Problem to work on:
Tell how many lines have the string "navideña" in them, and write nothing besides the number.

Data entries:
◇ ◇ ◇
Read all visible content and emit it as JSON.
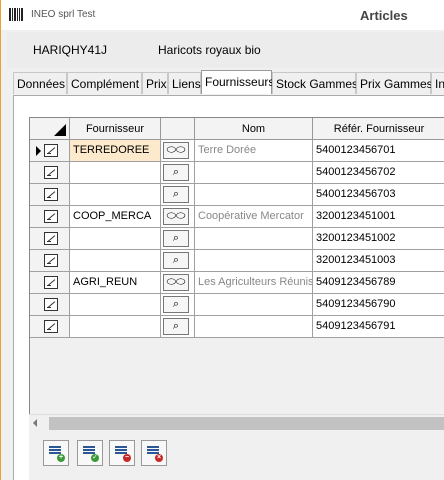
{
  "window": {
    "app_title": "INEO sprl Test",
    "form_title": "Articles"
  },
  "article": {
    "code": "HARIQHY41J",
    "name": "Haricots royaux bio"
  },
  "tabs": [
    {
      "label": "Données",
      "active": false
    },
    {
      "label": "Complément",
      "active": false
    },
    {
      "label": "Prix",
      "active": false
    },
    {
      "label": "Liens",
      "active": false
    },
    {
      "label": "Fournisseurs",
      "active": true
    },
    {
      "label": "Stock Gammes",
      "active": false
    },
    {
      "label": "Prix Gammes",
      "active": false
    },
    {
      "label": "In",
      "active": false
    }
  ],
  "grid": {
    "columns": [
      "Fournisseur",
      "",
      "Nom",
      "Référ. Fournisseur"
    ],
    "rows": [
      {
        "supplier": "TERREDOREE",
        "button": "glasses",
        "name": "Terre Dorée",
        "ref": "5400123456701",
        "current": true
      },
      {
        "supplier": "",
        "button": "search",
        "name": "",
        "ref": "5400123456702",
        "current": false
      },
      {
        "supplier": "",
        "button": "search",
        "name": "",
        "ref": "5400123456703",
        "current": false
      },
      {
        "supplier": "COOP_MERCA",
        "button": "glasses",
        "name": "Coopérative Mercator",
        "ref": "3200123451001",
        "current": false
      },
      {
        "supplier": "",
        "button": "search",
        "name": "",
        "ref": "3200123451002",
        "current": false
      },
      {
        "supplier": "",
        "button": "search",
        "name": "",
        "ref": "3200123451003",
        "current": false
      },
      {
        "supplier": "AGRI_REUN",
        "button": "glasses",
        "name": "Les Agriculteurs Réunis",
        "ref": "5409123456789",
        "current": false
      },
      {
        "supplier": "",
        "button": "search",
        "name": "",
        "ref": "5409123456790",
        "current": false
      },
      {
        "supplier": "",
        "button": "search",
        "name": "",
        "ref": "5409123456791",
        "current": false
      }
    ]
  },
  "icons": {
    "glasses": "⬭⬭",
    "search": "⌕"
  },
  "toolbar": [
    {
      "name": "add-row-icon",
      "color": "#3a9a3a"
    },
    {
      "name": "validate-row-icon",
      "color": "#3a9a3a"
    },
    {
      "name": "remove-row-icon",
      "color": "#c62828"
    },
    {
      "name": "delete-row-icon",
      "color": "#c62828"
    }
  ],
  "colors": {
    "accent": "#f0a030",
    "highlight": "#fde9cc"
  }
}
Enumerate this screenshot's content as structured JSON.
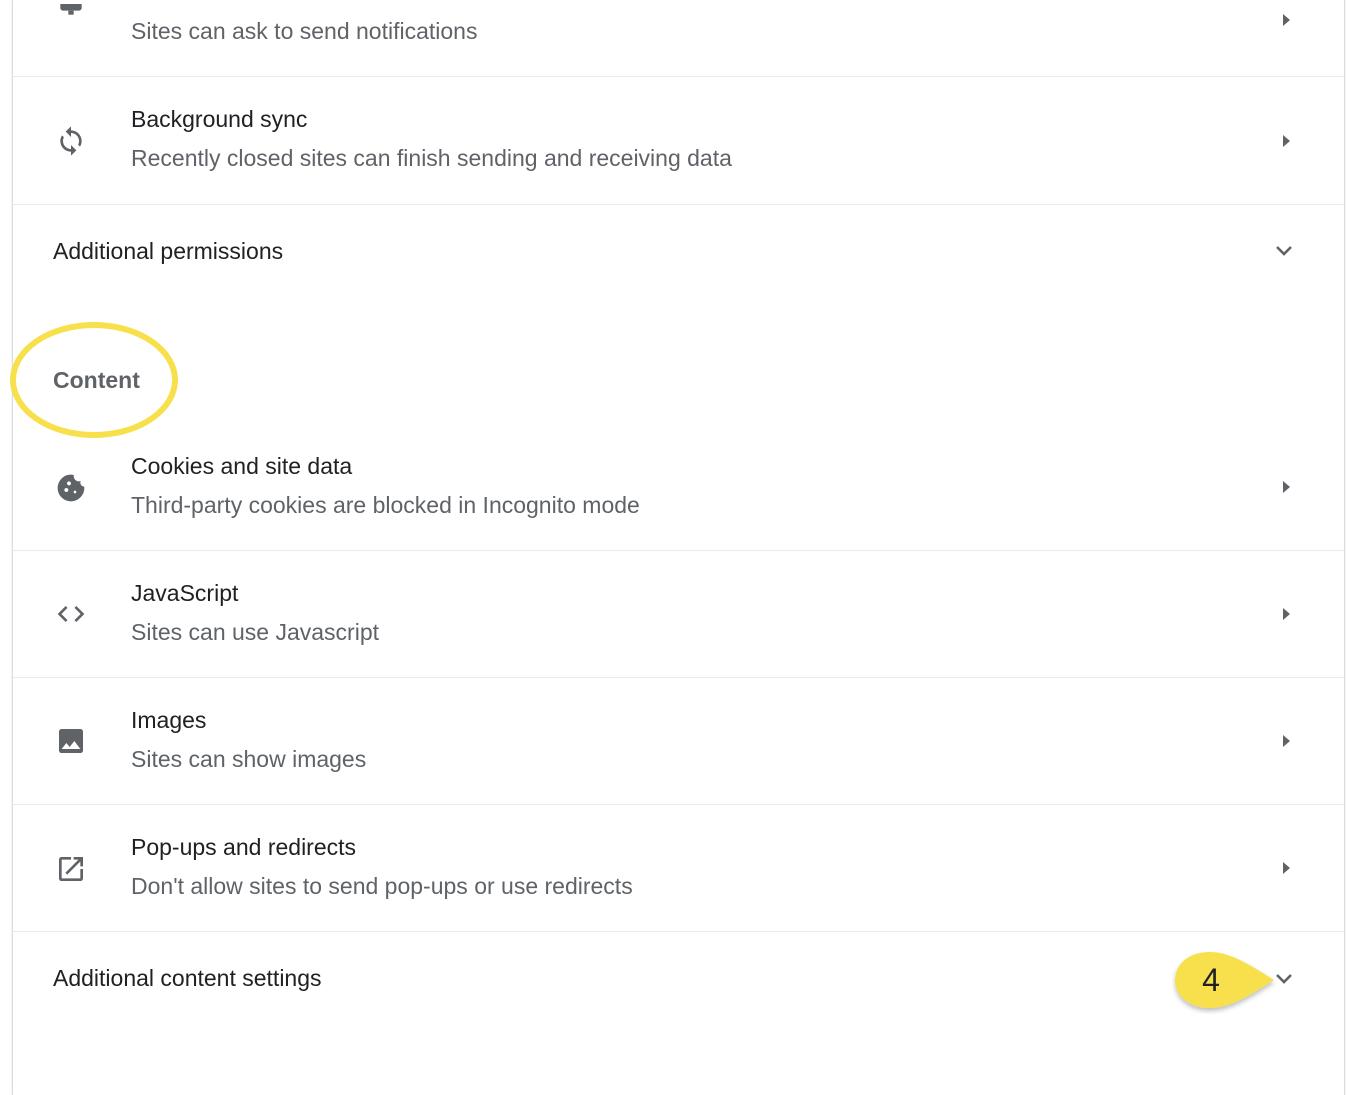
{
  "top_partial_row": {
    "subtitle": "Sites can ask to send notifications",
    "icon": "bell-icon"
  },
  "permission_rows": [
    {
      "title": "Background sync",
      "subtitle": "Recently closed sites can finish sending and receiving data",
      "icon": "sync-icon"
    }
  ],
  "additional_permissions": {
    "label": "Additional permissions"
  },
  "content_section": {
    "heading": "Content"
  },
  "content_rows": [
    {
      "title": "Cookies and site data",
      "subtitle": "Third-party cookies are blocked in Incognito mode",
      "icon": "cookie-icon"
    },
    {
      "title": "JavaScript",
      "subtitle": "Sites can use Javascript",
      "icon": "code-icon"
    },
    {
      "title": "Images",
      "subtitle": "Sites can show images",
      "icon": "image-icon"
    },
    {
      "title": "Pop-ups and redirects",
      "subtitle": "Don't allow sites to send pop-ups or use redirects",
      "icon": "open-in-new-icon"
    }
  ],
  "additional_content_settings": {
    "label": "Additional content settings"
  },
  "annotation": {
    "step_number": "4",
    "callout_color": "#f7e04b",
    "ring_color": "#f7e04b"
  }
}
◇ ◇ ◇
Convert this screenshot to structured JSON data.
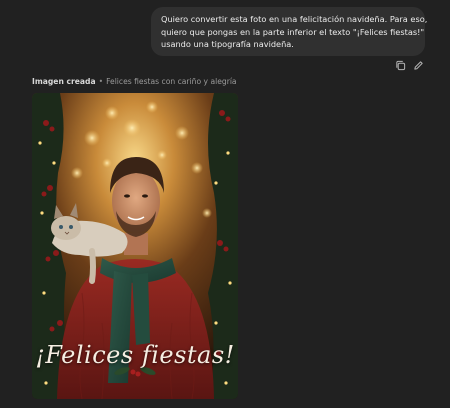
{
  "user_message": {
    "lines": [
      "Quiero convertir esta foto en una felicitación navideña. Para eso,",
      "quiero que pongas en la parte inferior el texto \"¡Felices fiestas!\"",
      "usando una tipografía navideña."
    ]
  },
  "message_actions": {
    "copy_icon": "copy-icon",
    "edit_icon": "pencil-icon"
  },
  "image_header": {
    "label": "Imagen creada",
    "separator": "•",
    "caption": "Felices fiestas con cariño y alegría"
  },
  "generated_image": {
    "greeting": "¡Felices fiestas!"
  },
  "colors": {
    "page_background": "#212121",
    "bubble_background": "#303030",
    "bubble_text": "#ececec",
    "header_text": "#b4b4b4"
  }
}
◇ ◇ ◇
Output of the task:
2